[Dataset entries]
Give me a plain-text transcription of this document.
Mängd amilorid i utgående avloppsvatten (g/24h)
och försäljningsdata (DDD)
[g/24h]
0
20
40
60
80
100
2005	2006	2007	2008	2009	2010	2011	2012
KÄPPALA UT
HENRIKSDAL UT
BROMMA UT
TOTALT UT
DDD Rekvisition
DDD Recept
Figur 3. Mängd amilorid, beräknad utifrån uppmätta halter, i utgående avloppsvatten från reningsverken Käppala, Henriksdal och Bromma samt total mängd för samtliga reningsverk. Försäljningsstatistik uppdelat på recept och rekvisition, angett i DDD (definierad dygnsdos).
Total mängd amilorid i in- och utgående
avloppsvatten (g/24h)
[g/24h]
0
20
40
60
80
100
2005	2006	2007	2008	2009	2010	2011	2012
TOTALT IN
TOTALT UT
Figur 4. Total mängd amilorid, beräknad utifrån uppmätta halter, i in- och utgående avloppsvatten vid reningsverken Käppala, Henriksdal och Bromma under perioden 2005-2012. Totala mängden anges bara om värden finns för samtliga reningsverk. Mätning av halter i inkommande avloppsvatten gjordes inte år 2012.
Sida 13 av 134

→ Directions: Every line above should be printed again exactly as it stands.

→ Task output:
Give me a plain-text transcription of this document.
Mängd amilorid i utgående avloppsvatten (g/24h)
och försäljningsdata (DDD)
[g/24h]
0
20
40
60
80
100
2005	2006	2007	2008	2009	2010	2011	2012
KÄPPALA UT
HENRIKSDAL UT
BROMMA UT
TOTALT UT
DDD Rekvisition
DDD Recept
Figur 3. Mängd amilorid, beräknad utifrån uppmätta halter, i utgående avloppsvatten från reningsverken Käppala, Henriksdal och Bromma samt total mängd för samtliga reningsverk. Försäljningsstatistik uppdelat på recept och rekvisition, angett i DDD (definierad dygnsdos).
Total mängd amilorid i in- och utgående
avloppsvatten (g/24h)
[g/24h]
0
20
40
60
80
100
2005	2006	2007	2008	2009	2010	2011	2012
TOTALT IN
TOTALT UT
Figur 4. Total mängd amilorid, beräknad utifrån uppmätta halter, i in- och utgående avloppsvatten vid reningsverken Käppala, Henriksdal och Bromma under perioden 2005-2012. Totala mängden anges bara om värden finns för samtliga reningsverk. Mätning av halter i inkommande avloppsvatten gjordes inte år 2012.
Sida 13 av 134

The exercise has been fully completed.